Problem requirements
Below are some records; retype all of them exactly.

Begin Record set

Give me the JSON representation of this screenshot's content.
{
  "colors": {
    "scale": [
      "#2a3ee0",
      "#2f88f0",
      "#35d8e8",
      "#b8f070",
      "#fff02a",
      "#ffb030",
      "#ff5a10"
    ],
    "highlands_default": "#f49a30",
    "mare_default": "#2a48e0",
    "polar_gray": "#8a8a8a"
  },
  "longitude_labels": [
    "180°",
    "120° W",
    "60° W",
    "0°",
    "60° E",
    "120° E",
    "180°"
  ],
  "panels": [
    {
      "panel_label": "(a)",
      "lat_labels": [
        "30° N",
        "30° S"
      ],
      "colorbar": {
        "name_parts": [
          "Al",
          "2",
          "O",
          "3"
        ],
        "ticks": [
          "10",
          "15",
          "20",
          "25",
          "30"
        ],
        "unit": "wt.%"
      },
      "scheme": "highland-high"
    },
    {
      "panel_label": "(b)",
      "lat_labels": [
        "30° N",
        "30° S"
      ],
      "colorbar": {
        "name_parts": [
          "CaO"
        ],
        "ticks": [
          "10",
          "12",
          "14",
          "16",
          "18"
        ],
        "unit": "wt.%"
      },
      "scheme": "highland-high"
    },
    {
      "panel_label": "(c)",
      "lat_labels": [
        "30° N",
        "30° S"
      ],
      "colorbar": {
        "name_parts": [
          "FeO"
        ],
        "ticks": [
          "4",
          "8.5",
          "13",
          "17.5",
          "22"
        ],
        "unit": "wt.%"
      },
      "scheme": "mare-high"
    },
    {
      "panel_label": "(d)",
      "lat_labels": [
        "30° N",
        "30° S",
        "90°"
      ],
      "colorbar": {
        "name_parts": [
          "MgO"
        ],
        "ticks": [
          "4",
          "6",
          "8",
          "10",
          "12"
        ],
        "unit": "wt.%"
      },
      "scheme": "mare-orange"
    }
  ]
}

End Record set

Task answer
Give me the JSON representation of this screenshot's content.
{
  "colors": {
    "scale": [
      "#2a3ee0",
      "#2f88f0",
      "#35d8e8",
      "#b8f070",
      "#fff02a",
      "#ffb030",
      "#ff5a10"
    ],
    "highlands_default": "#f49a30",
    "mare_default": "#2a48e0",
    "polar_gray": "#8a8a8a"
  },
  "longitude_labels": [
    "180°",
    "120° W",
    "60° W",
    "0°",
    "60° E",
    "120° E",
    "180°"
  ],
  "panels": [
    {
      "panel_label": "(a)",
      "lat_labels": [
        "30° N",
        "30° S"
      ],
      "colorbar": {
        "name_parts": [
          "Al",
          "2",
          "O",
          "3"
        ],
        "ticks": [
          "10",
          "15",
          "20",
          "25",
          "30"
        ],
        "unit": "wt.%"
      },
      "scheme": "highland-high"
    },
    {
      "panel_label": "(b)",
      "lat_labels": [
        "30° N",
        "30° S"
      ],
      "colorbar": {
        "name_parts": [
          "CaO"
        ],
        "ticks": [
          "10",
          "12",
          "14",
          "16",
          "18"
        ],
        "unit": "wt.%"
      },
      "scheme": "highland-high"
    },
    {
      "panel_label": "(c)",
      "lat_labels": [
        "30° N",
        "30° S"
      ],
      "colorbar": {
        "name_parts": [
          "FeO"
        ],
        "ticks": [
          "4",
          "8.5",
          "13",
          "17.5",
          "22"
        ],
        "unit": "wt.%"
      },
      "scheme": "mare-high"
    },
    {
      "panel_label": "(d)",
      "lat_labels": [
        "30° N",
        "30° S",
        "90°"
      ],
      "colorbar": {
        "name_parts": [
          "MgO"
        ],
        "ticks": [
          "4",
          "6",
          "8",
          "10",
          "12"
        ],
        "unit": "wt.%"
      },
      "scheme": "mare-orange"
    }
  ]
}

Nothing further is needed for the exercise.